Directive => Extract, verbatim, the lines of the records starting with the line that contains "115, 257, 126]" and continuing through the end of the records.

Data entries =>
○ ○ ○
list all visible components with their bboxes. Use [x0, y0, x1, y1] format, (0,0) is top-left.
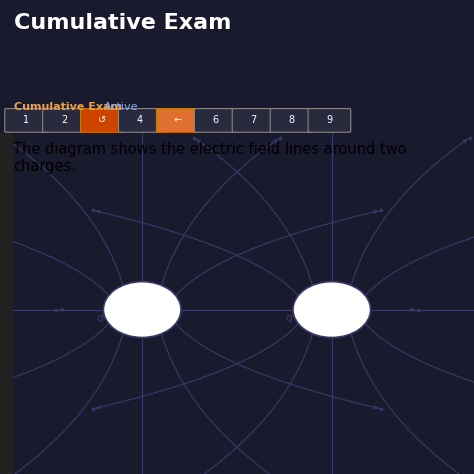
Text: 7: 7	[250, 115, 257, 126]
FancyBboxPatch shape	[194, 109, 237, 132]
Circle shape	[293, 282, 371, 337]
Text: Cumulative Exam: Cumulative Exam	[14, 13, 232, 33]
Text: ←: ←	[173, 115, 182, 126]
Text: The diagram shows the electric field lines around two
charges.: The diagram shows the electric field lin…	[13, 142, 407, 174]
FancyBboxPatch shape	[5, 109, 47, 132]
Text: ↺: ↺	[98, 115, 106, 126]
Text: q: q	[286, 313, 293, 323]
Text: 8: 8	[289, 115, 294, 126]
FancyBboxPatch shape	[270, 109, 313, 132]
Text: 1: 1	[23, 115, 29, 126]
Circle shape	[103, 282, 181, 337]
FancyBboxPatch shape	[308, 109, 351, 132]
Bar	[0, 133, 13, 474]
FancyBboxPatch shape	[156, 109, 199, 132]
Text: Cumulative Exam: Cumulative Exam	[14, 102, 122, 112]
FancyBboxPatch shape	[232, 109, 275, 132]
Text: 6: 6	[213, 115, 219, 126]
Text: 9: 9	[327, 115, 332, 126]
FancyBboxPatch shape	[81, 109, 123, 132]
Text: 2: 2	[61, 115, 67, 126]
FancyBboxPatch shape	[43, 109, 85, 132]
FancyBboxPatch shape	[118, 109, 161, 132]
Text: q: q	[96, 313, 103, 323]
Text: Active: Active	[104, 102, 139, 112]
Text: 4: 4	[137, 115, 143, 126]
○ ○ ○
Result for this task =>
Text: 7: 7	[250, 115, 257, 126]
FancyBboxPatch shape	[194, 109, 237, 132]
Circle shape	[293, 282, 371, 337]
Text: Cumulative Exam: Cumulative Exam	[14, 13, 232, 33]
Text: ←: ←	[173, 115, 182, 126]
Text: The diagram shows the electric field lines around two
charges.: The diagram shows the electric field lin…	[13, 142, 407, 174]
FancyBboxPatch shape	[5, 109, 47, 132]
Text: ↺: ↺	[98, 115, 106, 126]
Text: q: q	[286, 313, 293, 323]
Text: 8: 8	[289, 115, 294, 126]
FancyBboxPatch shape	[270, 109, 313, 132]
Text: 1: 1	[23, 115, 29, 126]
Circle shape	[103, 282, 181, 337]
FancyBboxPatch shape	[308, 109, 351, 132]
Bar	[0, 133, 13, 474]
FancyBboxPatch shape	[156, 109, 199, 132]
Text: Cumulative Exam: Cumulative Exam	[14, 102, 122, 112]
FancyBboxPatch shape	[232, 109, 275, 132]
Text: 6: 6	[213, 115, 219, 126]
Text: 9: 9	[327, 115, 332, 126]
FancyBboxPatch shape	[81, 109, 123, 132]
Text: 2: 2	[61, 115, 67, 126]
FancyBboxPatch shape	[43, 109, 85, 132]
FancyBboxPatch shape	[118, 109, 161, 132]
Text: q: q	[96, 313, 103, 323]
Text: Active: Active	[104, 102, 139, 112]
Text: 4: 4	[137, 115, 143, 126]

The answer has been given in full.